Stored rows
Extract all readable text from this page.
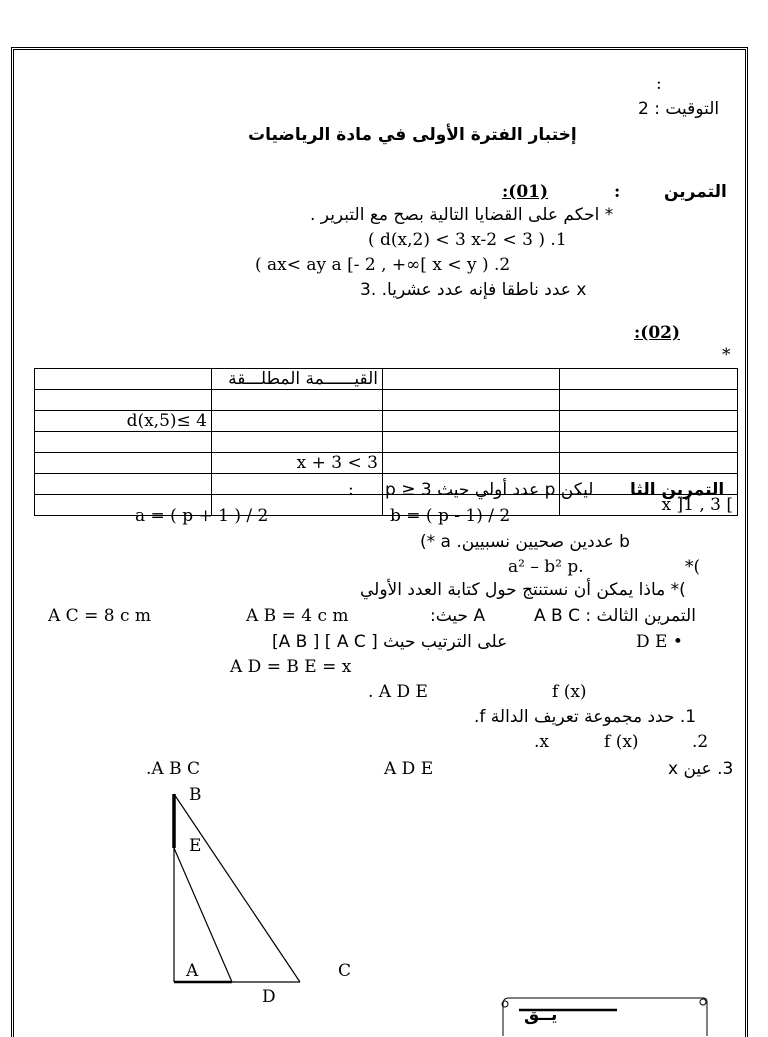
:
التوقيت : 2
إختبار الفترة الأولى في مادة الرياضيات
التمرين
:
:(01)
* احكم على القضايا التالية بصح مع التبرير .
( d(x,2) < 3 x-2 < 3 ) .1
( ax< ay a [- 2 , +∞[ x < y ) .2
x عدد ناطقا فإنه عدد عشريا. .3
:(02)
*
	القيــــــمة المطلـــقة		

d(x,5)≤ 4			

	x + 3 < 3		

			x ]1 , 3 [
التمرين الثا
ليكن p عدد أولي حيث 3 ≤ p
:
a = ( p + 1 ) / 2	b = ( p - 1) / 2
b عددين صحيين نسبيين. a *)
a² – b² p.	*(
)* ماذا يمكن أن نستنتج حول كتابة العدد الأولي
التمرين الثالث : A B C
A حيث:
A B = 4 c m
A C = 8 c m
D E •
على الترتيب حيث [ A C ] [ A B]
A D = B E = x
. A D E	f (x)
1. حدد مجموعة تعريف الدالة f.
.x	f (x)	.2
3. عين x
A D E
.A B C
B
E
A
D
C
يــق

* * *

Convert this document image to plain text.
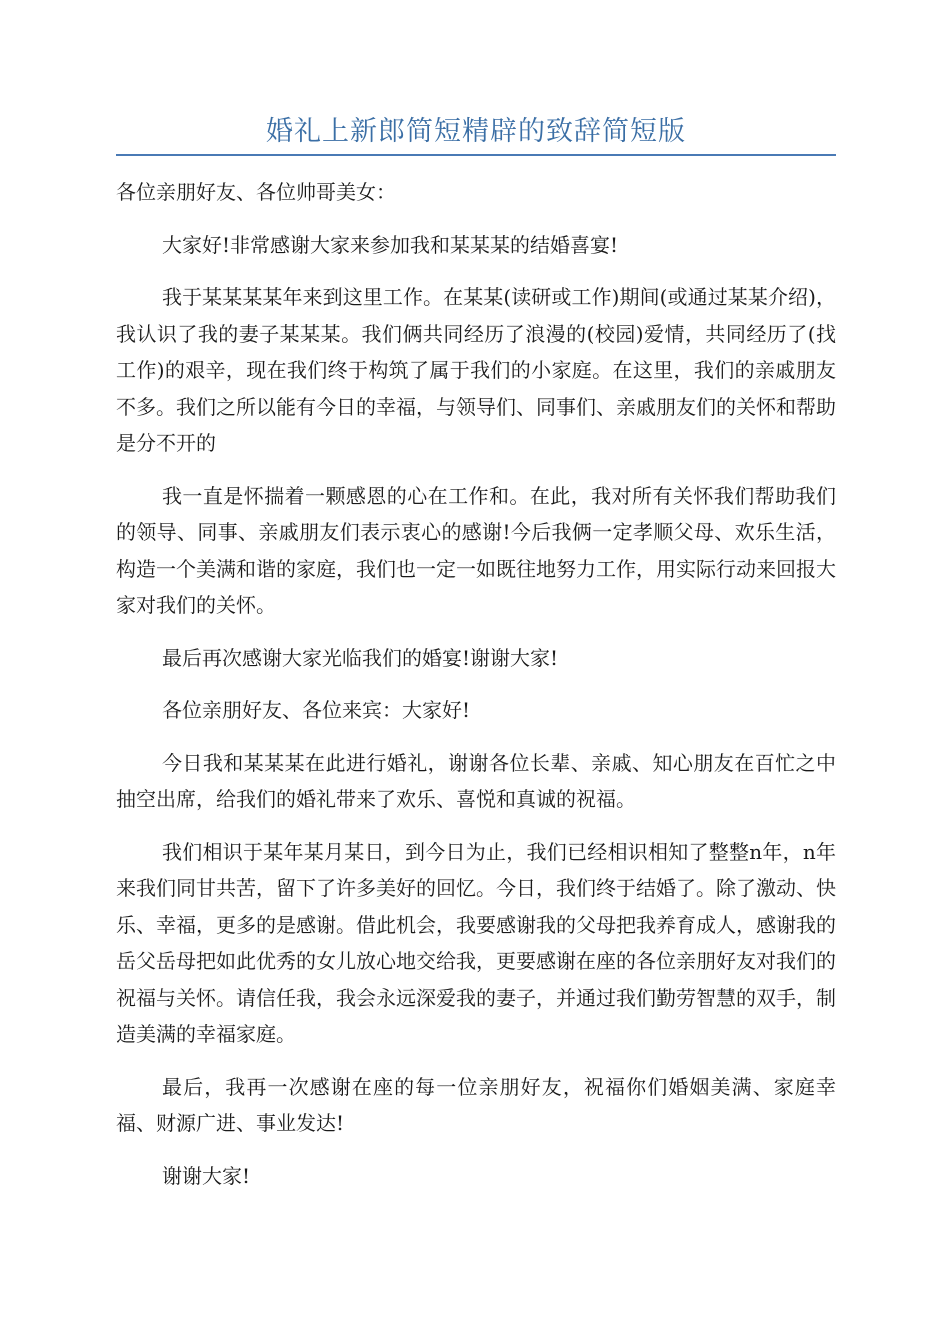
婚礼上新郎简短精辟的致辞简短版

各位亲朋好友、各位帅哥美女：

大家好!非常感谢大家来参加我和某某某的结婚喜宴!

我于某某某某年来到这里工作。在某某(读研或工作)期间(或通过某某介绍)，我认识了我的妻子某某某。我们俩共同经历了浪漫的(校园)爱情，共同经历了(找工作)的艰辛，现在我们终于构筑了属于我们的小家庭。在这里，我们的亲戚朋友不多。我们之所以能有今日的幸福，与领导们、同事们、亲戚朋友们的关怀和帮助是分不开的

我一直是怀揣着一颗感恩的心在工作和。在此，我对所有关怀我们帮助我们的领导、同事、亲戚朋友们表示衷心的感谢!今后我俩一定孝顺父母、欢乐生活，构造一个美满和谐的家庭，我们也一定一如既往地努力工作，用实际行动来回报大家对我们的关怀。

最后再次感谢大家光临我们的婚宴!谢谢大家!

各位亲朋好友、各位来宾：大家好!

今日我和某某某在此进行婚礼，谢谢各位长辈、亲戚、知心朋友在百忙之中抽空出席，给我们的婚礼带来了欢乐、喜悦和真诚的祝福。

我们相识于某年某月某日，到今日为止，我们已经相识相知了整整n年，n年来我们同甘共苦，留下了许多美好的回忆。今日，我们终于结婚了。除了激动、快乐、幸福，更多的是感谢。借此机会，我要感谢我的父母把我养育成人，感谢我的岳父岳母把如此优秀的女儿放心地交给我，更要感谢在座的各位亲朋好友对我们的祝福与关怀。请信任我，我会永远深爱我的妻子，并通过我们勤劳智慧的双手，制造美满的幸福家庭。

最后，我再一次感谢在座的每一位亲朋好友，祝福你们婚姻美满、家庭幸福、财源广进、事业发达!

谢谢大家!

* * *

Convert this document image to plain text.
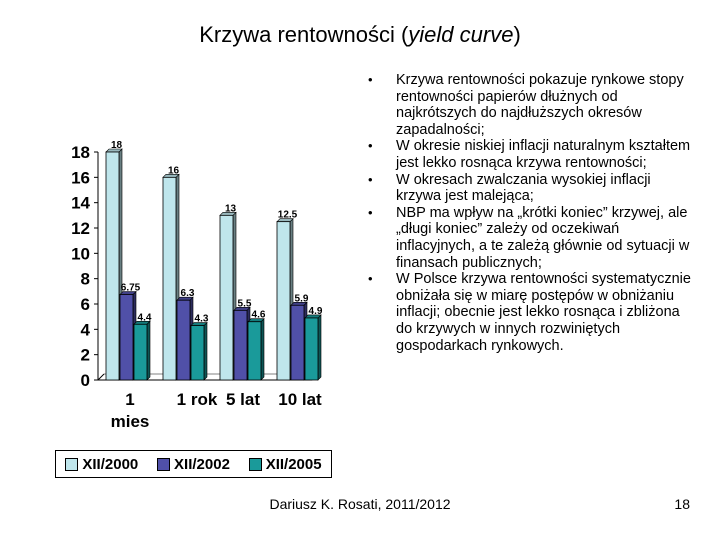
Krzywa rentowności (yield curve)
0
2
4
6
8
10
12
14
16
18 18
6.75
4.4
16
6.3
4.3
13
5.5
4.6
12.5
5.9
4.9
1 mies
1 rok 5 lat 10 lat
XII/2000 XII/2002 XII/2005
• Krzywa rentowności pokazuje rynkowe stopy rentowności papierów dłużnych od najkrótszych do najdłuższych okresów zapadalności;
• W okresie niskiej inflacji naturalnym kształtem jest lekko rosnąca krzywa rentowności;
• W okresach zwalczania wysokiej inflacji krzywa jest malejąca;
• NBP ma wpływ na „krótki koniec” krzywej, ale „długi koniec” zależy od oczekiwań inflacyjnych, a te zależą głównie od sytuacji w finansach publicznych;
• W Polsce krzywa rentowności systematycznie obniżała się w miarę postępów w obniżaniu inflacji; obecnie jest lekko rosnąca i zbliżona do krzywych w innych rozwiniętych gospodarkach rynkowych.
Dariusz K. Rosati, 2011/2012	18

Work to be completed
Find the lines above holding the word "rosnąca" and show them.

Answer to this task
• W okresie niskiej inflacji naturalnym kształtem jest lekko rosnąca krzywa rentowności;
• W Polsce krzywa rentowności systematycznie obniżała się w miarę postępów w obniżaniu inflacji; obecnie jest lekko rosnąca i zbliżona do krzywych w innych rozwiniętych gospodarkach rynkowych.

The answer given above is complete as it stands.